Rows from a figure dataset
####

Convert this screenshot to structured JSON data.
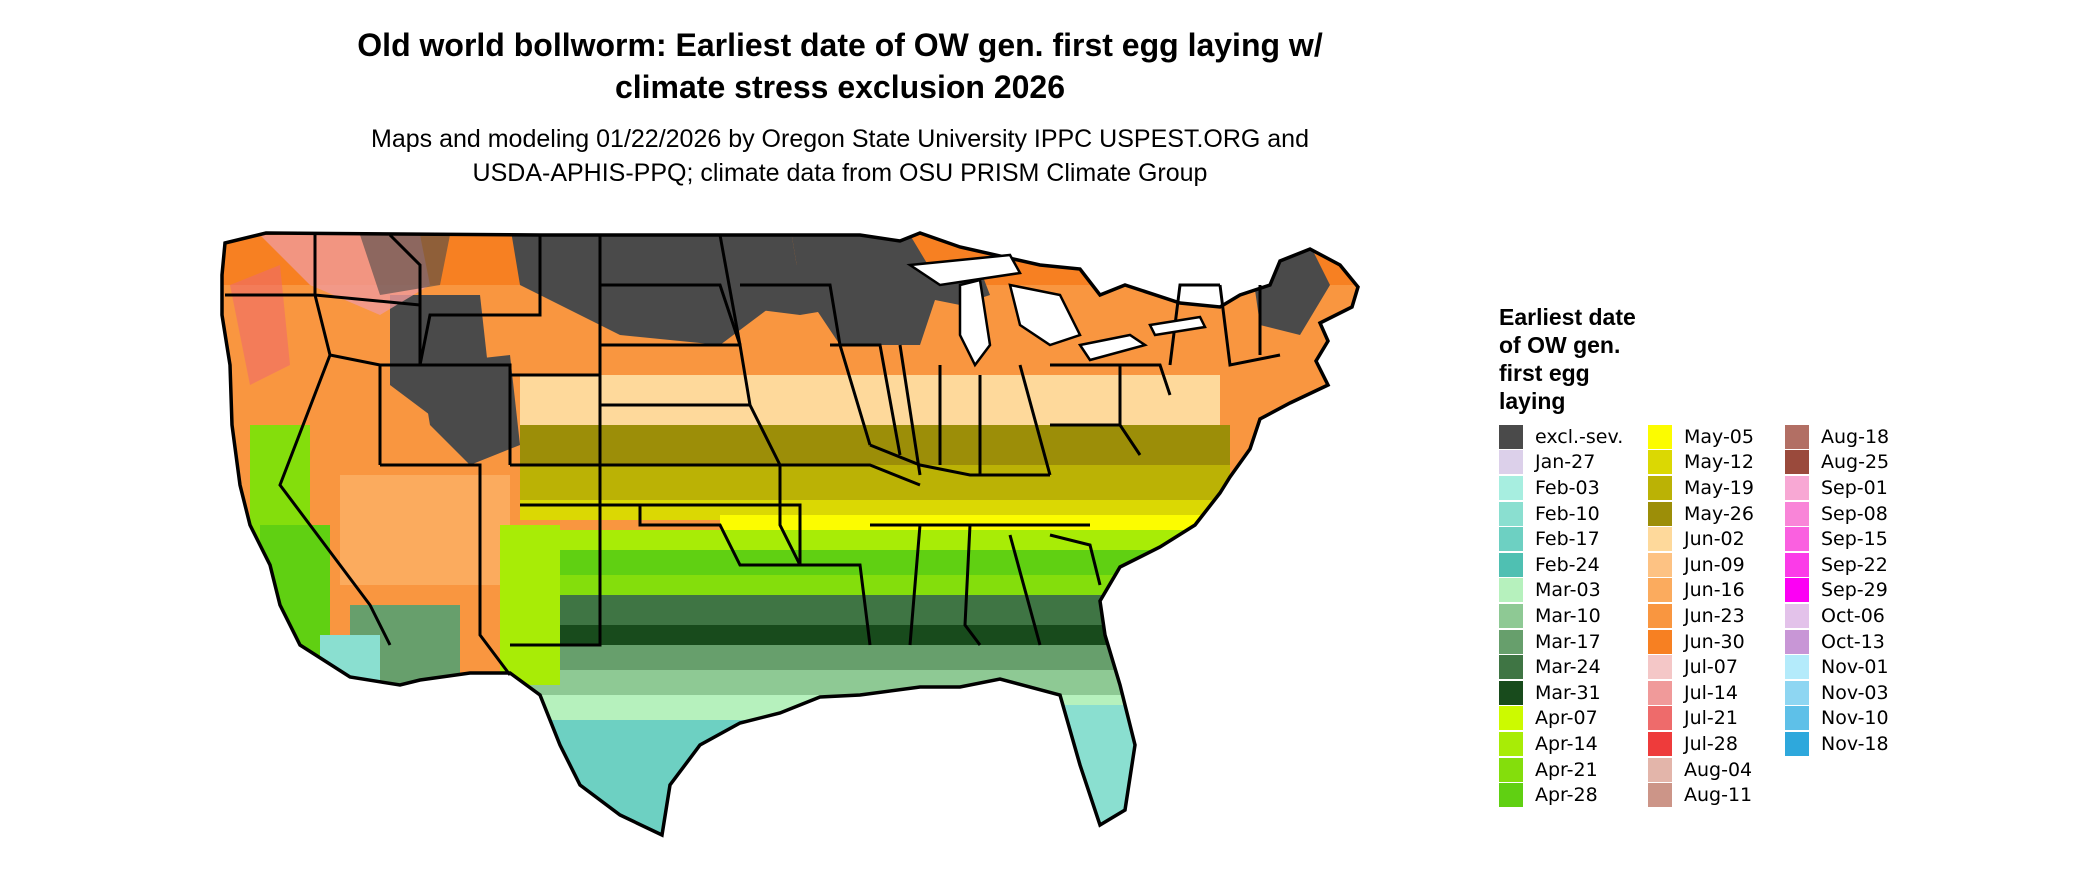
{
  "title_line1": "Old world bollworm: Earliest date of OW gen. first egg laying w/",
  "title_line2": "climate stress exclusion 2026",
  "subtitle_line1": "Maps and modeling 01/22/2026 by Oregon State University IPPC USPEST.ORG and",
  "subtitle_line2": "USDA-APHIS-PPQ; climate data from OSU PRISM Climate Group",
  "legend": {
    "title_lines": [
      "Earliest date",
      "of OW gen.",
      "first egg",
      "laying"
    ],
    "columns": [
      [
        {
          "label": "excl.-sev.",
          "color": "#4a4a4a"
        },
        {
          "label": "Jan-27",
          "color": "#dcd0ea"
        },
        {
          "label": "Feb-03",
          "color": "#a7eee0"
        },
        {
          "label": "Feb-10",
          "color": "#8adfd0"
        },
        {
          "label": "Feb-17",
          "color": "#6dd0c2"
        },
        {
          "label": "Feb-24",
          "color": "#4fc0b2"
        },
        {
          "label": "Mar-03",
          "color": "#b6f1bd"
        },
        {
          "label": "Mar-10",
          "color": "#8ec994"
        },
        {
          "label": "Mar-17",
          "color": "#679f6c"
        },
        {
          "label": "Mar-24",
          "color": "#3f7544"
        },
        {
          "label": "Mar-31",
          "color": "#184b1c"
        },
        {
          "label": "Apr-07",
          "color": "#ccfa00"
        },
        {
          "label": "Apr-14",
          "color": "#a8ec06"
        },
        {
          "label": "Apr-21",
          "color": "#84de0c"
        },
        {
          "label": "Apr-28",
          "color": "#60d012"
        }
      ],
      [
        {
          "label": "May-05",
          "color": "#fcfc00"
        },
        {
          "label": "May-12",
          "color": "#dbd803"
        },
        {
          "label": "May-19",
          "color": "#bbb205"
        },
        {
          "label": "May-26",
          "color": "#9c8e08"
        },
        {
          "label": "Jun-02",
          "color": "#fed99b"
        },
        {
          "label": "Jun-09",
          "color": "#fdc283"
        },
        {
          "label": "Jun-16",
          "color": "#fbab5e"
        },
        {
          "label": "Jun-23",
          "color": "#f99640"
        },
        {
          "label": "Jun-30",
          "color": "#f78022"
        },
        {
          "label": "Jul-07",
          "color": "#f4c7c7"
        },
        {
          "label": "Jul-14",
          "color": "#f09a9a"
        },
        {
          "label": "Jul-21",
          "color": "#ee6b6b"
        },
        {
          "label": "Jul-28",
          "color": "#ee3b3b"
        },
        {
          "label": "Aug-04",
          "color": "#e3b5aa"
        },
        {
          "label": "Aug-11",
          "color": "#cc9588"
        }
      ],
      [
        {
          "label": "Aug-18",
          "color": "#b26f64"
        },
        {
          "label": "Aug-25",
          "color": "#9a4a3c"
        },
        {
          "label": "Sep-01",
          "color": "#f8a8d4"
        },
        {
          "label": "Sep-08",
          "color": "#f985d8"
        },
        {
          "label": "Sep-15",
          "color": "#fa60e0"
        },
        {
          "label": "Sep-22",
          "color": "#fb3be8"
        },
        {
          "label": "Sep-29",
          "color": "#fc00f4"
        },
        {
          "label": "Oct-06",
          "color": "#e3c2ea"
        },
        {
          "label": "Oct-13",
          "color": "#c896d6"
        },
        {
          "label": "Nov-01",
          "color": "#b4ebfb"
        },
        {
          "label": "Nov-03",
          "color": "#8ed6f2"
        },
        {
          "label": "Nov-10",
          "color": "#5ec0e8"
        },
        {
          "label": "Nov-18",
          "color": "#2ea8dc"
        }
      ]
    ]
  }
}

####

## [Exercise aim]
Restate the full listing verbatim and drop every picture.

## [Solution to the exercise]
Convert this screenshot to structured JSON data.
{
  "title_line1": "Old world bollworm: Earliest date of OW gen. first egg laying w/",
  "title_line2": "climate stress exclusion 2026",
  "subtitle_line1": "Maps and modeling 01/22/2026 by Oregon State University IPPC USPEST.ORG and",
  "subtitle_line2": "USDA-APHIS-PPQ; climate data from OSU PRISM Climate Group",
  "legend": {
    "title_lines": [
      "Earliest date",
      "of OW gen.",
      "first egg",
      "laying"
    ],
    "columns": [
      [
        {
          "label": "excl.-sev.",
          "color": "#4a4a4a"
        },
        {
          "label": "Jan-27",
          "color": "#dcd0ea"
        },
        {
          "label": "Feb-03",
          "color": "#a7eee0"
        },
        {
          "label": "Feb-10",
          "color": "#8adfd0"
        },
        {
          "label": "Feb-17",
          "color": "#6dd0c2"
        },
        {
          "label": "Feb-24",
          "color": "#4fc0b2"
        },
        {
          "label": "Mar-03",
          "color": "#b6f1bd"
        },
        {
          "label": "Mar-10",
          "color": "#8ec994"
        },
        {
          "label": "Mar-17",
          "color": "#679f6c"
        },
        {
          "label": "Mar-24",
          "color": "#3f7544"
        },
        {
          "label": "Mar-31",
          "color": "#184b1c"
        },
        {
          "label": "Apr-07",
          "color": "#ccfa00"
        },
        {
          "label": "Apr-14",
          "color": "#a8ec06"
        },
        {
          "label": "Apr-21",
          "color": "#84de0c"
        },
        {
          "label": "Apr-28",
          "color": "#60d012"
        }
      ],
      [
        {
          "label": "May-05",
          "color": "#fcfc00"
        },
        {
          "label": "May-12",
          "color": "#dbd803"
        },
        {
          "label": "May-19",
          "color": "#bbb205"
        },
        {
          "label": "May-26",
          "color": "#9c8e08"
        },
        {
          "label": "Jun-02",
          "color": "#fed99b"
        },
        {
          "label": "Jun-09",
          "color": "#fdc283"
        },
        {
          "label": "Jun-16",
          "color": "#fbab5e"
        },
        {
          "label": "Jun-23",
          "color": "#f99640"
        },
        {
          "label": "Jun-30",
          "color": "#f78022"
        },
        {
          "label": "Jul-07",
          "color": "#f4c7c7"
        },
        {
          "label": "Jul-14",
          "color": "#f09a9a"
        },
        {
          "label": "Jul-21",
          "color": "#ee6b6b"
        },
        {
          "label": "Jul-28",
          "color": "#ee3b3b"
        },
        {
          "label": "Aug-04",
          "color": "#e3b5aa"
        },
        {
          "label": "Aug-11",
          "color": "#cc9588"
        }
      ],
      [
        {
          "label": "Aug-18",
          "color": "#b26f64"
        },
        {
          "label": "Aug-25",
          "color": "#9a4a3c"
        },
        {
          "label": "Sep-01",
          "color": "#f8a8d4"
        },
        {
          "label": "Sep-08",
          "color": "#f985d8"
        },
        {
          "label": "Sep-15",
          "color": "#fa60e0"
        },
        {
          "label": "Sep-22",
          "color": "#fb3be8"
        },
        {
          "label": "Sep-29",
          "color": "#fc00f4"
        },
        {
          "label": "Oct-06",
          "color": "#e3c2ea"
        },
        {
          "label": "Oct-13",
          "color": "#c896d6"
        },
        {
          "label": "Nov-01",
          "color": "#b4ebfb"
        },
        {
          "label": "Nov-03",
          "color": "#8ed6f2"
        },
        {
          "label": "Nov-10",
          "color": "#5ec0e8"
        },
        {
          "label": "Nov-18",
          "color": "#2ea8dc"
        }
      ]
    ]
  }
}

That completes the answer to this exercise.